How many of the lines below contain the string "chart", with case counting? Reply with the number alone.

## RECORD SET
* START *

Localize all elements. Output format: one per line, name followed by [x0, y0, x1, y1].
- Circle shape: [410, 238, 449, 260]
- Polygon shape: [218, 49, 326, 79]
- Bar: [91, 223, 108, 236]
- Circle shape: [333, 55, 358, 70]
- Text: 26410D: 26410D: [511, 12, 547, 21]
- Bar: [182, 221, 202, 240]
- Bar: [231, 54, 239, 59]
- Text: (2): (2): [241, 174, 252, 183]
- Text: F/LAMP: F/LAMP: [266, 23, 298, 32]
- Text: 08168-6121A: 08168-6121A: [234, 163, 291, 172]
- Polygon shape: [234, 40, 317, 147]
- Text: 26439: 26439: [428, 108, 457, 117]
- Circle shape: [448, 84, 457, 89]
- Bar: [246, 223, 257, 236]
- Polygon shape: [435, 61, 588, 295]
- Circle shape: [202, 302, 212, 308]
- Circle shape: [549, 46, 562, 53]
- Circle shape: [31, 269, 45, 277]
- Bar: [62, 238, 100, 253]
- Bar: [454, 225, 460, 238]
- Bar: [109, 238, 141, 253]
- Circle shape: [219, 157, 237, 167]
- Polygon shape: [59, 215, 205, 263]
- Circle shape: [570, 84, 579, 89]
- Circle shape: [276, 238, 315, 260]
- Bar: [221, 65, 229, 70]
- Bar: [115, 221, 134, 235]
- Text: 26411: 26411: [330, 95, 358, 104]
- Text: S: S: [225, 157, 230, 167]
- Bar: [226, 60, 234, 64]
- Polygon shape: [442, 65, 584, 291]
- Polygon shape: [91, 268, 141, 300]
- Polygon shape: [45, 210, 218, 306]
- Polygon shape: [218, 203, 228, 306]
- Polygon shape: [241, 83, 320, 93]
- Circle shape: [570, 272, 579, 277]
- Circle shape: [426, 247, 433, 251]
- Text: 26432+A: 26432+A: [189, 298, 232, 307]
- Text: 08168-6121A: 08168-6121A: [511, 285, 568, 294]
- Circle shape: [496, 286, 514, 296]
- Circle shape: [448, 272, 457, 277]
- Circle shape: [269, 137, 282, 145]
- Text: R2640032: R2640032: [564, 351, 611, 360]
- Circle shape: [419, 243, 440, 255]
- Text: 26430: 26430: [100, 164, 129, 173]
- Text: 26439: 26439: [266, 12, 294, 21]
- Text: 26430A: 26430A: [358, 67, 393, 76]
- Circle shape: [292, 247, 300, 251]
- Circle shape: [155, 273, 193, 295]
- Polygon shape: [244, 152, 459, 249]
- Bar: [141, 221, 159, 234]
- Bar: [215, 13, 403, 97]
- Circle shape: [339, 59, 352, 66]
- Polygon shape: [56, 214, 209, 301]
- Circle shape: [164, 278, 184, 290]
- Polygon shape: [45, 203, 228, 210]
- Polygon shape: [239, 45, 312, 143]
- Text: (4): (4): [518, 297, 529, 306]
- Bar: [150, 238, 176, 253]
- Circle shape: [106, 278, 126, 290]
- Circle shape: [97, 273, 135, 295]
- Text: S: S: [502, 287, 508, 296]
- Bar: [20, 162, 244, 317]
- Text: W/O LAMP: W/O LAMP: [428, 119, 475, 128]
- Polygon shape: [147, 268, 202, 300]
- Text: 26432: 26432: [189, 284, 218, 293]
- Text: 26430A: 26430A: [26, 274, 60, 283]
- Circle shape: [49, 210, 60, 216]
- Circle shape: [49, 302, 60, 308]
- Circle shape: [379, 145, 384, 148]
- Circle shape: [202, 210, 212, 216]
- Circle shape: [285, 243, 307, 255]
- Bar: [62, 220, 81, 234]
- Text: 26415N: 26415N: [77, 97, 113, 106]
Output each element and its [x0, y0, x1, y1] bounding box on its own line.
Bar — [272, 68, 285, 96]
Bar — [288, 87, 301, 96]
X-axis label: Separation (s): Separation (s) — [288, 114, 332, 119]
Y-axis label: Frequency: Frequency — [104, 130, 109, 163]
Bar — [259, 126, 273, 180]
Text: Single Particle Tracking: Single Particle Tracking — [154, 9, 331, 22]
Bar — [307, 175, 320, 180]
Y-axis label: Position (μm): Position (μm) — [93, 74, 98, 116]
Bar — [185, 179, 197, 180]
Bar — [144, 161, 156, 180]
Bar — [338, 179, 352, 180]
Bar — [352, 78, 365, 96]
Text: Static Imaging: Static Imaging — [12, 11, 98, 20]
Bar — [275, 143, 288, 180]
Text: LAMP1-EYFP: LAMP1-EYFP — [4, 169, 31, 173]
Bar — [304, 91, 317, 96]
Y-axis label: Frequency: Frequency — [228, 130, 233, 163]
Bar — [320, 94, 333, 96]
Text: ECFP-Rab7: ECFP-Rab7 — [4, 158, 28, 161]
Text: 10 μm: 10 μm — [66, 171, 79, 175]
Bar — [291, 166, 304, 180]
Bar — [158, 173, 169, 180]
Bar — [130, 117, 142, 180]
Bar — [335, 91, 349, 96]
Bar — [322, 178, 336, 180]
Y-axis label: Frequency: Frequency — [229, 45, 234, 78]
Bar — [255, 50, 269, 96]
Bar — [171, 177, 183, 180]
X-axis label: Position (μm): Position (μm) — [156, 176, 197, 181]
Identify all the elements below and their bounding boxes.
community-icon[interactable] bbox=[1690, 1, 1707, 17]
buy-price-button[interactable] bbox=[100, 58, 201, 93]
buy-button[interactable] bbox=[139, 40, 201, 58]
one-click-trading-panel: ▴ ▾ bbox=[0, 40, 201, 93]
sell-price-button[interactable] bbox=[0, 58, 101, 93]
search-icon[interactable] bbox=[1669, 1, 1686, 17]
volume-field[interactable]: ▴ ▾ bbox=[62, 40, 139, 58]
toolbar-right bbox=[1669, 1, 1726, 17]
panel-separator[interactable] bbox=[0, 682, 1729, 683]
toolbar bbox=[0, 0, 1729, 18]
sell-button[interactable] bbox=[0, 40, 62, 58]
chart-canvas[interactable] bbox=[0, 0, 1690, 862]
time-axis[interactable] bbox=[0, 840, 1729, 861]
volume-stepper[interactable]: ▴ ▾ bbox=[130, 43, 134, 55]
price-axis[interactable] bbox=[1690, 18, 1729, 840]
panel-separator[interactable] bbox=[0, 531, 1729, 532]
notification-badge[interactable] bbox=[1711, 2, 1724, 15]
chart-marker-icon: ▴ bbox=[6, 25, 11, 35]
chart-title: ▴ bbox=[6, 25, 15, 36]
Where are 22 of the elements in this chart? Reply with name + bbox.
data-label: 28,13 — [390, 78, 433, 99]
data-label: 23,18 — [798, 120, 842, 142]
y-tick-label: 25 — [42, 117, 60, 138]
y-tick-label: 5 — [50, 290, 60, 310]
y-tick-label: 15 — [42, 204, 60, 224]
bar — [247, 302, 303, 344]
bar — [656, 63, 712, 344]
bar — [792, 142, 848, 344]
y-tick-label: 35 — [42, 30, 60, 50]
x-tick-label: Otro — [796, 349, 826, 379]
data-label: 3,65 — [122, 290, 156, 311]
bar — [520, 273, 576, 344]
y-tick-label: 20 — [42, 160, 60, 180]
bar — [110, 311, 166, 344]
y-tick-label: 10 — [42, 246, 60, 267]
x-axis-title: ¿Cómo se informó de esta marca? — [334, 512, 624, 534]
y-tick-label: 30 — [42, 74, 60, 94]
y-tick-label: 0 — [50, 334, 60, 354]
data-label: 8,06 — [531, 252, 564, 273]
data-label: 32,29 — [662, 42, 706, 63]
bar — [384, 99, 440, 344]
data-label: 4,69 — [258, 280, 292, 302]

* END *

## EXERCISE RESULT
4